- Data entries
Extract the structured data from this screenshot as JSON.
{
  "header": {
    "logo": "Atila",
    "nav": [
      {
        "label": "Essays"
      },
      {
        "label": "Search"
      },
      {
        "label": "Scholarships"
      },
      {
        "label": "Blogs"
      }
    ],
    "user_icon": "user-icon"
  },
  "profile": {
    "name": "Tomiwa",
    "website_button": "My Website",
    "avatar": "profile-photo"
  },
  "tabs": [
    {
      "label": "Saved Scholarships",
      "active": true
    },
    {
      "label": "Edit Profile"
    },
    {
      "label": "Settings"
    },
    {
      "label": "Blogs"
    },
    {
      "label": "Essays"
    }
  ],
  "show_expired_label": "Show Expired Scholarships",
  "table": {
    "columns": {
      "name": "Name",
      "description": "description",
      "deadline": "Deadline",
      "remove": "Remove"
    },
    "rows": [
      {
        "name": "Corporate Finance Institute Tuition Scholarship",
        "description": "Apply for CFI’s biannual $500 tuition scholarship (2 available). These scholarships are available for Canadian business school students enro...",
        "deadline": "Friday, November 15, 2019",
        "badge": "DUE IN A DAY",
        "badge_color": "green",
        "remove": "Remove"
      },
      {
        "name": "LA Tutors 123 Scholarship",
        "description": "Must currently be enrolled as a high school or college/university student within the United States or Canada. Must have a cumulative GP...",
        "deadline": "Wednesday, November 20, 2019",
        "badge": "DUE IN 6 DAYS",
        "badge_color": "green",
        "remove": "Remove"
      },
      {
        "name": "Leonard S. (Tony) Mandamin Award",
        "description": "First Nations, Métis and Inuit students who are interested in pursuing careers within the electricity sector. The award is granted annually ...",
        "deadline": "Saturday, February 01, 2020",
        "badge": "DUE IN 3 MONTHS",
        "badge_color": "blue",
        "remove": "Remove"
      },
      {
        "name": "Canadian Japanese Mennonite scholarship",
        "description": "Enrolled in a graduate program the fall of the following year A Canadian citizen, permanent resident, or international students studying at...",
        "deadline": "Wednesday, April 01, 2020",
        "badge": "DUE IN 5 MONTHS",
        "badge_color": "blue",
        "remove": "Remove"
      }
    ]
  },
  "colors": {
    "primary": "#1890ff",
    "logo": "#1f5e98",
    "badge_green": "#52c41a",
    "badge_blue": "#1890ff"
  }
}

- Given request
Repeat the data above, word for word.

- Response for this exercise
Extract the structured data from this screenshot as JSON.
{
  "header": {
    "logo": "Atila",
    "nav": [
      {
        "label": "Essays"
      },
      {
        "label": "Search"
      },
      {
        "label": "Scholarships"
      },
      {
        "label": "Blogs"
      }
    ],
    "user_icon": "user-icon"
  },
  "profile": {
    "name": "Tomiwa",
    "website_button": "My Website",
    "avatar": "profile-photo"
  },
  "tabs": [
    {
      "label": "Saved Scholarships",
      "active": true
    },
    {
      "label": "Edit Profile"
    },
    {
      "label": "Settings"
    },
    {
      "label": "Blogs"
    },
    {
      "label": "Essays"
    }
  ],
  "show_expired_label": "Show Expired Scholarships",
  "table": {
    "columns": {
      "name": "Name",
      "description": "description",
      "deadline": "Deadline",
      "remove": "Remove"
    },
    "rows": [
      {
        "name": "Corporate Finance Institute Tuition Scholarship",
        "description": "Apply for CFI’s biannual $500 tuition scholarship (2 available). These scholarships are available for Canadian business school students enro...",
        "deadline": "Friday, November 15, 2019",
        "badge": "DUE IN A DAY",
        "badge_color": "green",
        "remove": "Remove"
      },
      {
        "name": "LA Tutors 123 Scholarship",
        "description": "Must currently be enrolled as a high school or college/university student within the United States or Canada. Must have a cumulative GP...",
        "deadline": "Wednesday, November 20, 2019",
        "badge": "DUE IN 6 DAYS",
        "badge_color": "green",
        "remove": "Remove"
      },
      {
        "name": "Leonard S. (Tony) Mandamin Award",
        "description": "First Nations, Métis and Inuit students who are interested in pursuing careers within the electricity sector. The award is granted annually ...",
        "deadline": "Saturday, February 01, 2020",
        "badge": "DUE IN 3 MONTHS",
        "badge_color": "blue",
        "remove": "Remove"
      },
      {
        "name": "Canadian Japanese Mennonite scholarship",
        "description": "Enrolled in a graduate program the fall of the following year A Canadian citizen, permanent resident, or international students studying at...",
        "deadline": "Wednesday, April 01, 2020",
        "badge": "DUE IN 5 MONTHS",
        "badge_color": "blue",
        "remove": "Remove"
      }
    ]
  },
  "colors": {
    "primary": "#1890ff",
    "logo": "#1f5e98",
    "badge_green": "#52c41a",
    "badge_blue": "#1890ff"
  }
}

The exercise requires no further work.